▶ _Task inputs_:
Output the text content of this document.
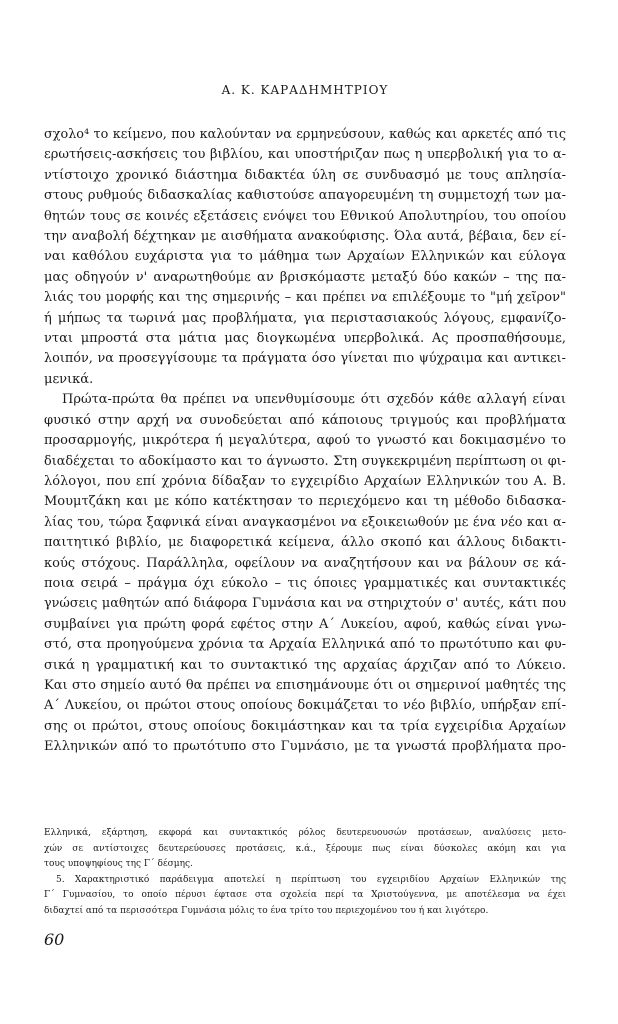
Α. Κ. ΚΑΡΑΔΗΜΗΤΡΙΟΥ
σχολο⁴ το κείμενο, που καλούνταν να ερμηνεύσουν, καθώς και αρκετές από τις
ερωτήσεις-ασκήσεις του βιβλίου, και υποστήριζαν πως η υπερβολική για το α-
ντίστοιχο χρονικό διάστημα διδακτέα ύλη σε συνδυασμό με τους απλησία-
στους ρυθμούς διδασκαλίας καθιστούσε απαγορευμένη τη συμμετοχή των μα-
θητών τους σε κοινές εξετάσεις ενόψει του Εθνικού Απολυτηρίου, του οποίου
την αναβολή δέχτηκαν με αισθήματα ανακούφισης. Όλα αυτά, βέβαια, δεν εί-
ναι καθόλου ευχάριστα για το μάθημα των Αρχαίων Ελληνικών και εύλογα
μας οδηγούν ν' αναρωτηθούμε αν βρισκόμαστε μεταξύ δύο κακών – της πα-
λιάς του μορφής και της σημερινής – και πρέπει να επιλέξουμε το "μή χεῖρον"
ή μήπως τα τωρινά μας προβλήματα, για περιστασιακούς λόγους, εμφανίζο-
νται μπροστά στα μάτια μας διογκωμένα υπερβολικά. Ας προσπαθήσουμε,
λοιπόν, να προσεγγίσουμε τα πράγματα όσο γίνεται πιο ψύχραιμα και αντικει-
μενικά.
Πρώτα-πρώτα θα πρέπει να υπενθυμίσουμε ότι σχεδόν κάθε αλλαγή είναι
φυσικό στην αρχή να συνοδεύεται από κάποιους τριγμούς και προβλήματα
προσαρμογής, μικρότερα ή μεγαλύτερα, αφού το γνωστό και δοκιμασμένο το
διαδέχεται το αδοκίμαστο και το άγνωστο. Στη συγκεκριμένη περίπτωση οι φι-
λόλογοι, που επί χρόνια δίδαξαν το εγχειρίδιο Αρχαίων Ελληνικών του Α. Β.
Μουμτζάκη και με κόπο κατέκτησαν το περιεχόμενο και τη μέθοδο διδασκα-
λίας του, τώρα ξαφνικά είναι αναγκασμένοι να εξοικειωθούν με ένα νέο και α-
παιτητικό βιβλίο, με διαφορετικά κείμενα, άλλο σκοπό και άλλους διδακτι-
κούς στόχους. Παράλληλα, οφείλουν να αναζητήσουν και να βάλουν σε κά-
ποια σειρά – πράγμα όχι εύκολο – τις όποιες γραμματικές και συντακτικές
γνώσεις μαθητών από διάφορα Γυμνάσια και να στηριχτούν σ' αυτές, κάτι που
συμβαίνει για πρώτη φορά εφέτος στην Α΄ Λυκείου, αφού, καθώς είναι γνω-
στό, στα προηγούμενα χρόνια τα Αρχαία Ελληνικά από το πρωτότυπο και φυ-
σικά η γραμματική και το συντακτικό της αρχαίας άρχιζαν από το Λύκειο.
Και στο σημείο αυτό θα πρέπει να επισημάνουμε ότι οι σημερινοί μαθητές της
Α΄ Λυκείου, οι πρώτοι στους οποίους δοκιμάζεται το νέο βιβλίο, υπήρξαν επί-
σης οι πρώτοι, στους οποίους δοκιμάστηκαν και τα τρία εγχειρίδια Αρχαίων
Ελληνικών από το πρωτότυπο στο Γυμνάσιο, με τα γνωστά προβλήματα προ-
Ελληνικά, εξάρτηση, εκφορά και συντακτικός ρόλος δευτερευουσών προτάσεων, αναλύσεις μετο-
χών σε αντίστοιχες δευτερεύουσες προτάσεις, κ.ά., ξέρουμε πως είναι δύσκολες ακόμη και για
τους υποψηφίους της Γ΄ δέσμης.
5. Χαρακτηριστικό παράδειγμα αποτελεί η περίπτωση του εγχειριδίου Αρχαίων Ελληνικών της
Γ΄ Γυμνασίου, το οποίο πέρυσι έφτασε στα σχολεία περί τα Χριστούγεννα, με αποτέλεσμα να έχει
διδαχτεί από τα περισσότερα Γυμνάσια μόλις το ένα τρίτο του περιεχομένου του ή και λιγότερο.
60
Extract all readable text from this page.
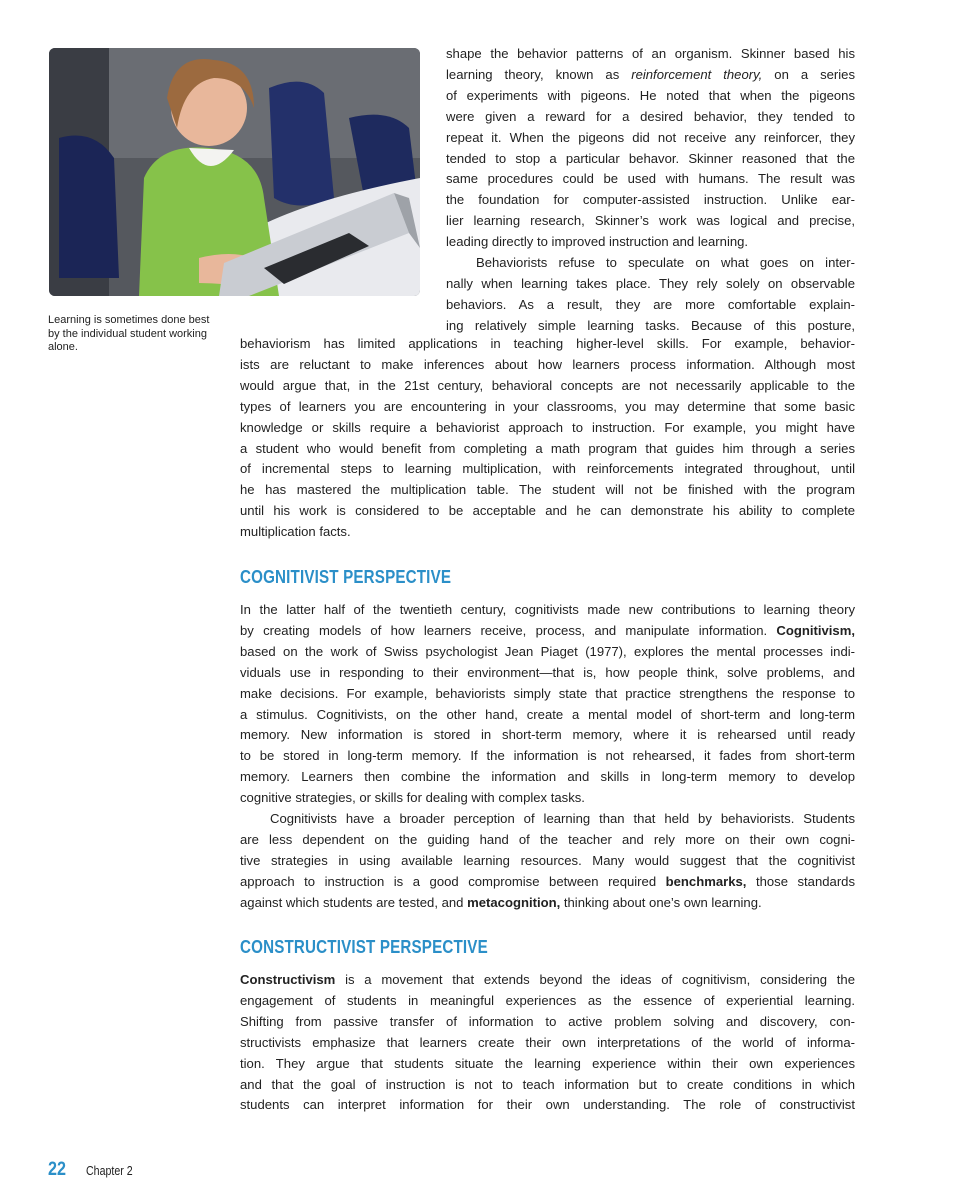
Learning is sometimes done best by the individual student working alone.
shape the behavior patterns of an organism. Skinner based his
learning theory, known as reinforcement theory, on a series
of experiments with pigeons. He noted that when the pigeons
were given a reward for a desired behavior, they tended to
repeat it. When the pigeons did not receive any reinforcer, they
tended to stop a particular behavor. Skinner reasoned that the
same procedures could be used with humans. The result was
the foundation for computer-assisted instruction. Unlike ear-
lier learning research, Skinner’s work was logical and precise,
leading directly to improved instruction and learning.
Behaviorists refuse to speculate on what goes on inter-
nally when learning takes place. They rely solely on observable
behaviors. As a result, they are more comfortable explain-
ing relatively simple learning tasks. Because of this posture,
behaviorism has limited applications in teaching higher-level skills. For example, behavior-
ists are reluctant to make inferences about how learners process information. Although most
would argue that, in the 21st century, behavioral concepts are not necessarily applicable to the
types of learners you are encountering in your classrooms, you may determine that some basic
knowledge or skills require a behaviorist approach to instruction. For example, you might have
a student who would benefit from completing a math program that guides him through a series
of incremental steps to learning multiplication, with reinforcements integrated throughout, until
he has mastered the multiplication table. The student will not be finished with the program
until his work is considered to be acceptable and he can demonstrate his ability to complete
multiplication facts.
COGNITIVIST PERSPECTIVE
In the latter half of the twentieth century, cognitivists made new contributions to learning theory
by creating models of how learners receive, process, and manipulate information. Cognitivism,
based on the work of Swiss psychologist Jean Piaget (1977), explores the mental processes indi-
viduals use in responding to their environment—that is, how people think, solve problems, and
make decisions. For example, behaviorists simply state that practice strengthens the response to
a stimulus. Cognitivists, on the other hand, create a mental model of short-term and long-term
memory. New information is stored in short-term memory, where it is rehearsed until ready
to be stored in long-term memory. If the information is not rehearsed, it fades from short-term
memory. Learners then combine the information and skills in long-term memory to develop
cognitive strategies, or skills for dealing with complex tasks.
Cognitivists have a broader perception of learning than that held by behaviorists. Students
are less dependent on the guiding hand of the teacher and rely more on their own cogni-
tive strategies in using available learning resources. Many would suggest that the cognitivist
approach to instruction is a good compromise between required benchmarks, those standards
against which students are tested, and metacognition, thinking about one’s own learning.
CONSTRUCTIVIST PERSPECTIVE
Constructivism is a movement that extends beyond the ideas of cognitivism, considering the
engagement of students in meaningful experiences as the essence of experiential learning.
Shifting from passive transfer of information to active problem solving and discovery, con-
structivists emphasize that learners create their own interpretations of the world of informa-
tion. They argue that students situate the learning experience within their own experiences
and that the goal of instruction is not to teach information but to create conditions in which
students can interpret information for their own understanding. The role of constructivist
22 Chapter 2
* * *
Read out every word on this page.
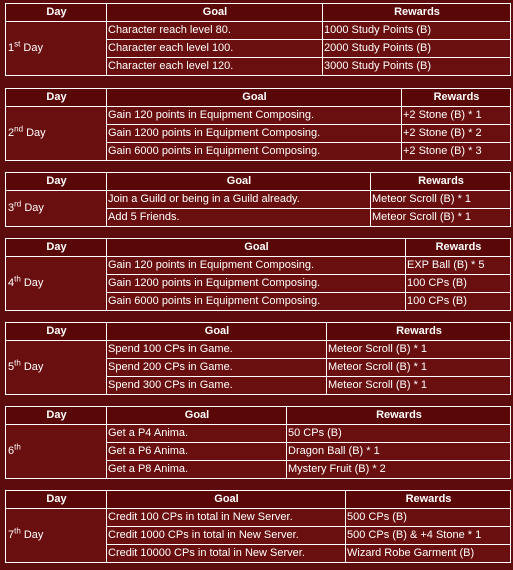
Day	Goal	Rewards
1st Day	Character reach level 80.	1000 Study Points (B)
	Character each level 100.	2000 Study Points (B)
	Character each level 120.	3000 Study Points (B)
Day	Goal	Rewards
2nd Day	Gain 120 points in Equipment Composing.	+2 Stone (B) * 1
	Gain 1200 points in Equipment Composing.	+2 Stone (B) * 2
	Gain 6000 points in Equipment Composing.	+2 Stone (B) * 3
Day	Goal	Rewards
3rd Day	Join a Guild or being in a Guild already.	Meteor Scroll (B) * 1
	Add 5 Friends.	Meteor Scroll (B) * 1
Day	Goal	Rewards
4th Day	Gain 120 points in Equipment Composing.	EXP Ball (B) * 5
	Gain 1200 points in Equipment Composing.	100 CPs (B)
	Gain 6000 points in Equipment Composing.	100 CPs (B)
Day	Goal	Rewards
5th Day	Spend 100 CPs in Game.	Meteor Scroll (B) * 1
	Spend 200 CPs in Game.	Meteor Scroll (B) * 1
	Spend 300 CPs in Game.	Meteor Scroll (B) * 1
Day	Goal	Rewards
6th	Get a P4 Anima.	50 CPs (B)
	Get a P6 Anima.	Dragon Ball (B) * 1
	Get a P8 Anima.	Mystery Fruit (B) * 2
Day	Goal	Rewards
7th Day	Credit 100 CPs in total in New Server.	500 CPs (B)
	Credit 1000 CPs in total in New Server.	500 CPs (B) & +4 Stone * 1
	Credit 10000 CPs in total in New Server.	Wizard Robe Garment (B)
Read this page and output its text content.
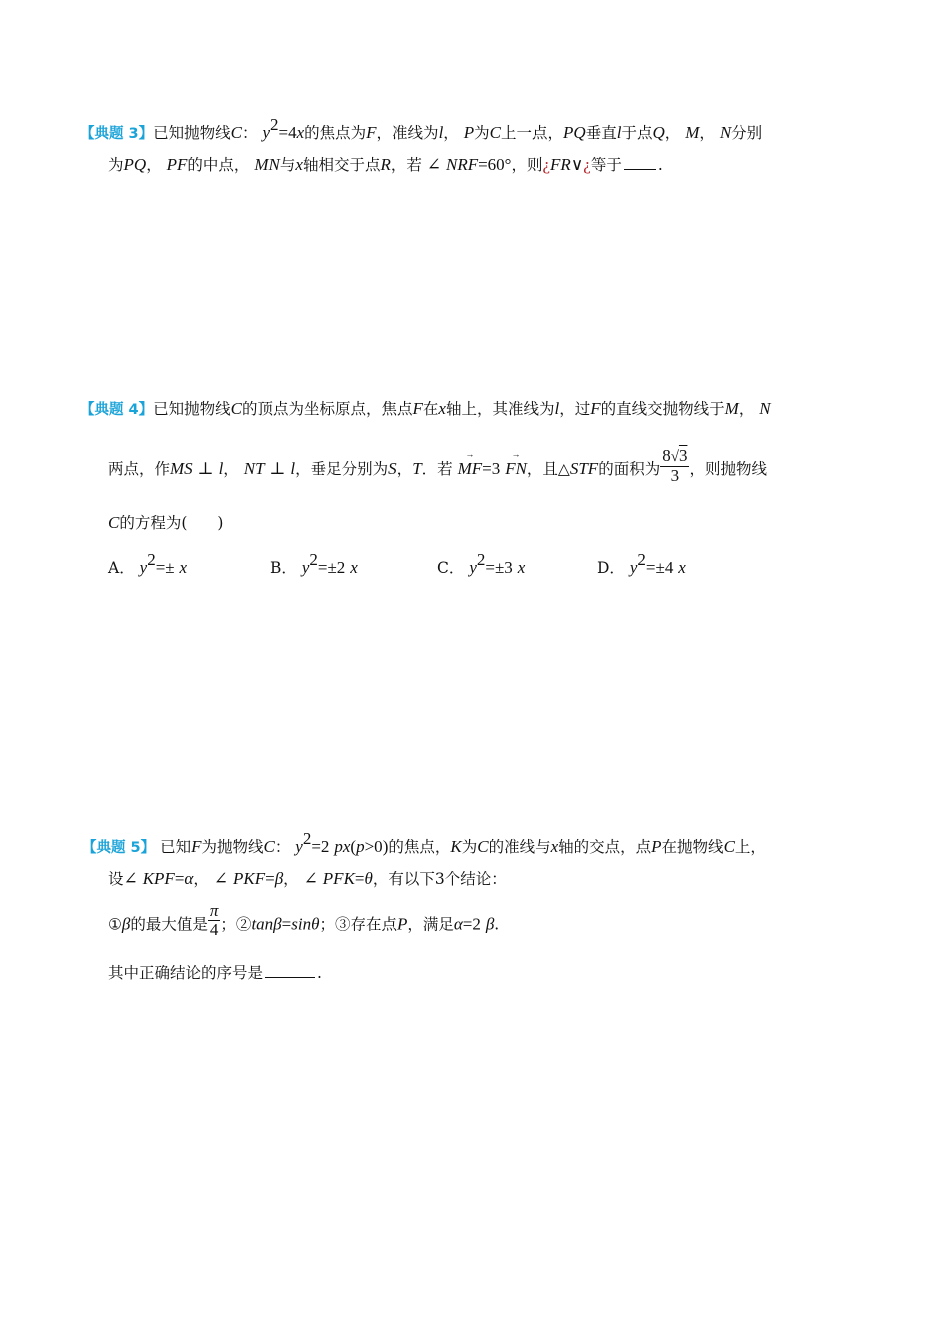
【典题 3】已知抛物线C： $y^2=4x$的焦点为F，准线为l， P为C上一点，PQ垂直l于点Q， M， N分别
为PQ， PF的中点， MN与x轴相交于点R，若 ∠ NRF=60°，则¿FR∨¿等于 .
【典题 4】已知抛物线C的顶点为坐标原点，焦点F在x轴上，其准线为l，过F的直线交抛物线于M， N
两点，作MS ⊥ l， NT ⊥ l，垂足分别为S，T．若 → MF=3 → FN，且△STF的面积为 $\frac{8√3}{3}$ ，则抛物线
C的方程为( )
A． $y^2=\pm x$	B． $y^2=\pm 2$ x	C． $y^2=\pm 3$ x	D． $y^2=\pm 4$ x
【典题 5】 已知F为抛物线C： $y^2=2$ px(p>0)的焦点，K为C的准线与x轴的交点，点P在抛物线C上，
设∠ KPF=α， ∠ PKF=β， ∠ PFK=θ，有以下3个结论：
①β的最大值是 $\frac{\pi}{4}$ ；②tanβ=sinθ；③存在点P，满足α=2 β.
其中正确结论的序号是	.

▶ _Problem description_: Search the data above for the string "based" and return every line that has it.

▶ _Exercise solution_:
shape the behavior patterns of an organism. Skinner based his
based on the work of Swiss psychologist Jean Piaget (1977), explores the mental processes indi-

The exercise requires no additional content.